===== STORED DATA =====
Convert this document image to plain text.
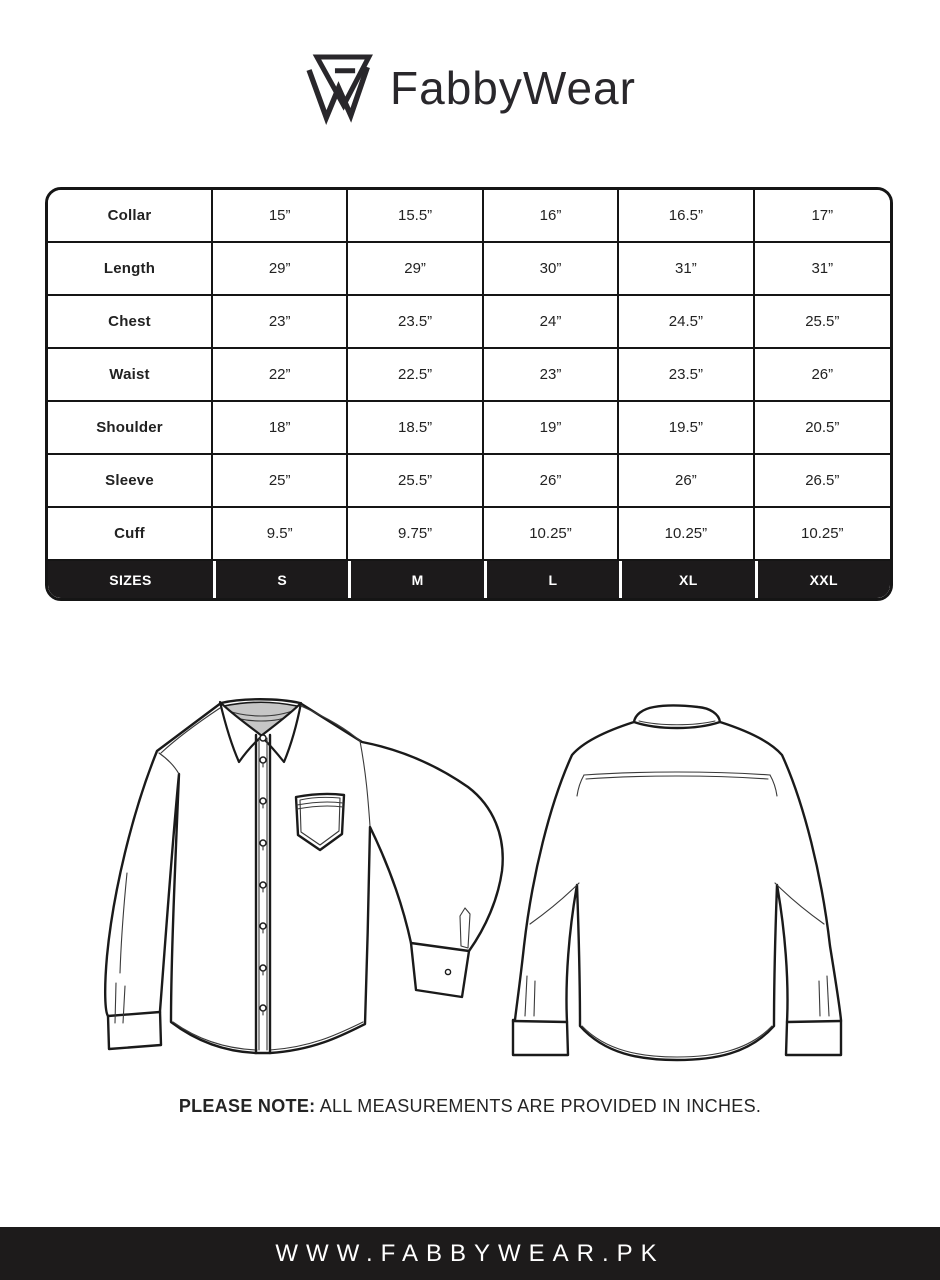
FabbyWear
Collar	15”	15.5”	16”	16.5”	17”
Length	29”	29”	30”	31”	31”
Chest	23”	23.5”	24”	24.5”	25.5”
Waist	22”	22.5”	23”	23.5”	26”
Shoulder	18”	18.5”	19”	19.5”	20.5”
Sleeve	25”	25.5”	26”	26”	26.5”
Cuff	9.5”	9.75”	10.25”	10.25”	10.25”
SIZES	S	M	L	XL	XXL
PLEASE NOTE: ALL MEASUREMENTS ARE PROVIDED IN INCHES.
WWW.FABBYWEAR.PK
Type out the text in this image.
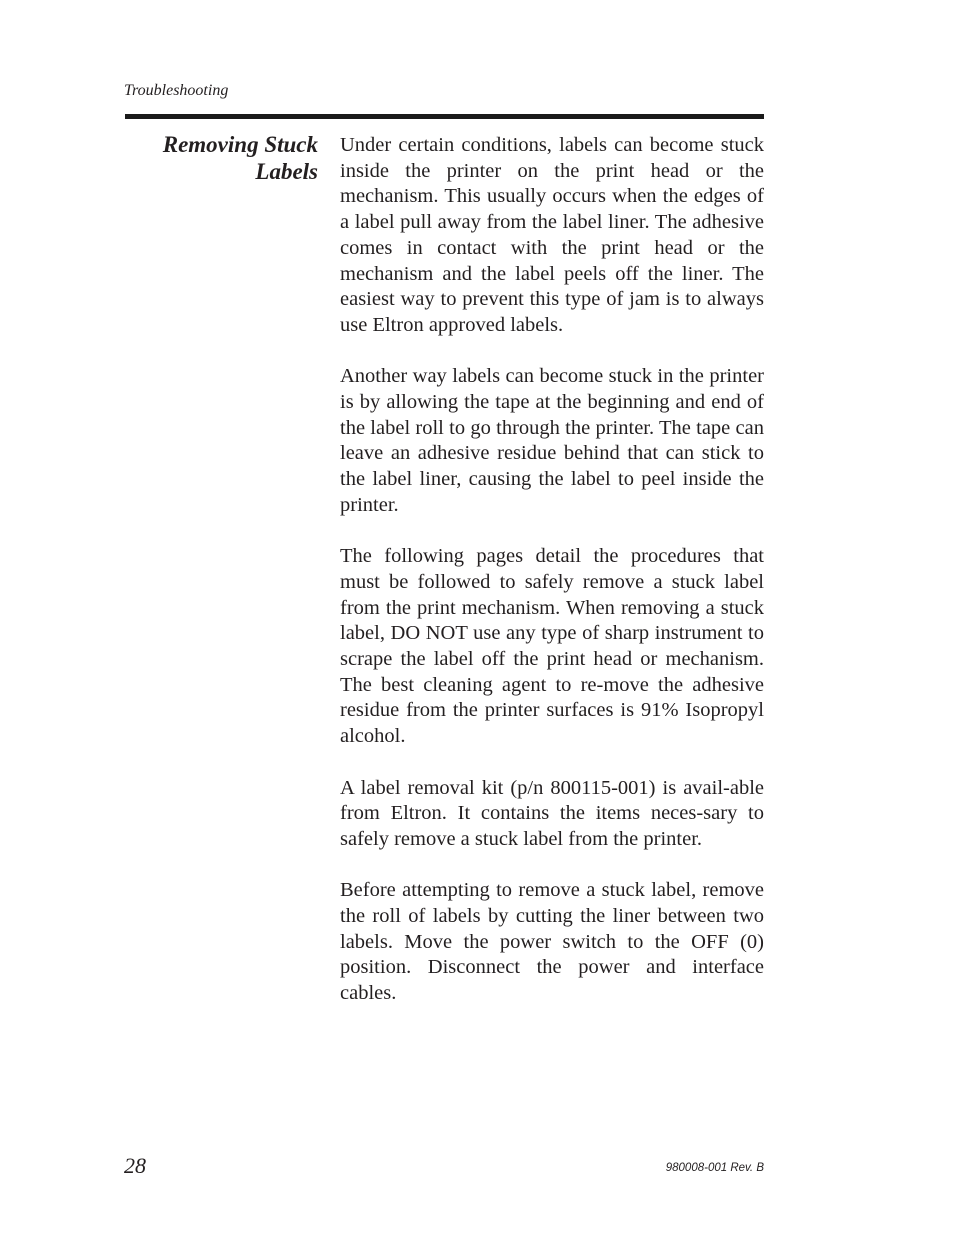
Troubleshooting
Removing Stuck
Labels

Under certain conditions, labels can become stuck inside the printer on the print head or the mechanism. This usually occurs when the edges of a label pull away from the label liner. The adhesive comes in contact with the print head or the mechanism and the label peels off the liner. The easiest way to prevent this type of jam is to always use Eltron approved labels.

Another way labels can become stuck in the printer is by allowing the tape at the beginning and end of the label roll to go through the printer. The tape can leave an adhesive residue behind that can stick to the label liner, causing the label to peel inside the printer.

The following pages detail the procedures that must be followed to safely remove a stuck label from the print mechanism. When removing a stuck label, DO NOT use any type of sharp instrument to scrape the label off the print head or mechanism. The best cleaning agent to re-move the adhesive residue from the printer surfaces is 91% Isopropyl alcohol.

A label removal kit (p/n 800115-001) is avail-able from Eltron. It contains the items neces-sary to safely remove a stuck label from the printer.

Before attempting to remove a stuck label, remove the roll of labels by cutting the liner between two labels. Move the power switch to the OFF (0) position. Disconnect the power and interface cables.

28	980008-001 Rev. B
=====
> _TASK OBJECTIVE_
Locate the lines above that contain "text" and copy them.

> _SOLUTION TO THE PROBLEM_
Convert this document image to plain text.
Type out the text in this image.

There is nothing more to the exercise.